== DOCUMENT EXTRACT ==

/monero-serialize

Monero serialization python library, supports blockchain, Boost and RPC formats.

Primary LanguagePythonMIT LicenseMIT

Monero Python serialization library

Build Status

The library provides basic serialization logic for the Monero types, used in transaction processing and transaction signing.

  • Mainly supports binary serialization equivalent to Monero BEGIN_SERIALIZE_OBJECT(). This serialization mechanism is used in the blockchain entity serialization.
  • Boost portable serialization added.
  • Support for BEGIN_KV_SERIALIZE_MAP is mainly supported. JSON and binary wire format.

The binary wire formats use streaming dumping / parsing for better memory efficiency.

For usage please take a look at tests.

pip install monero-serialize

Example usage:

import binascii
from monero_serialize import xmrserialize as x
from monero_serialize import xmrtypes as xmr

msg = xmr.TxinToKey(amount=123, key_offsets=[1, 2, 3, 2**76], k_image=bytearray(range(32)))

# Serialize
writer = x.MemoryReaderWriter()
await x.dump_message(writer, msg)
print(binascii.hexlify(writer.buffer))

# Deserialize
test_deser = await x.load_message(x.MemoryReaderWriter(writer.buffer), xmr.TxinGen)

===

- TASKS TO CARRY OUT -
[A] On the Monero serialization library page, write out the text from "The library provides" up to and including "binary wire format.".
[B] Name every format that the one-line summary near the top of the Monero serialization library page says the library supports.

== COLLECTED DATA ==

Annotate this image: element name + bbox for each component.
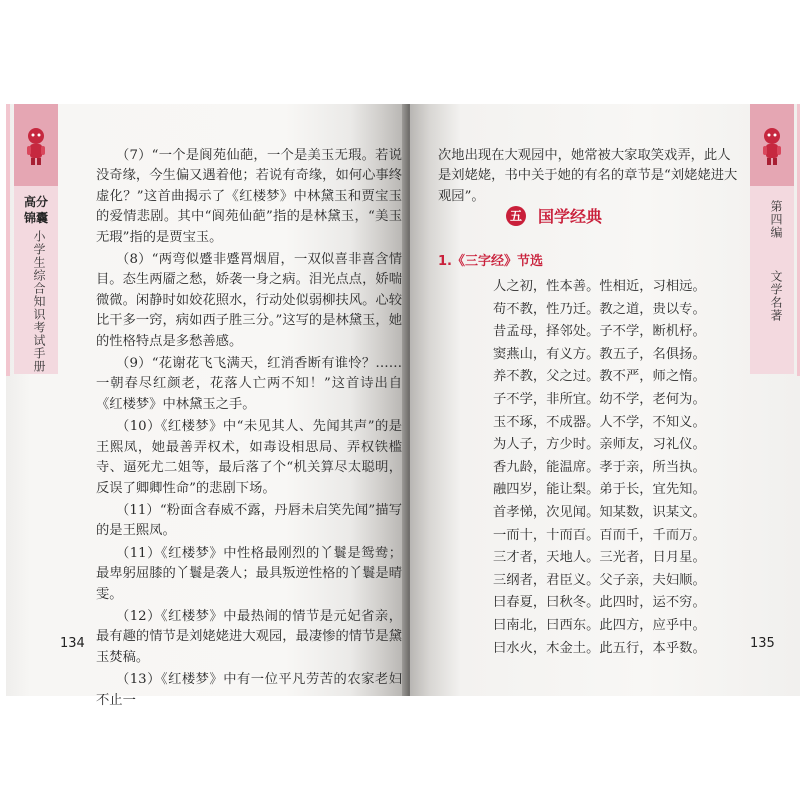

===

- SOLUTION LIST -
[A]
The library provides basic serialization logic for the Monero types, used in transaction processing and transaction signing.

  • Mainly supports binary serialization equivalent to Monero BEGIN_SERIALIZE_OBJECT(). This serialization mechanism is used in the blockchain entity serialization.
  • Boost portable serialization added.
  • Support for BEGIN_KV_SERIALIZE_MAP is mainly supported. JSON and binary wire format.

[B] Blockchain, Boost and RPC.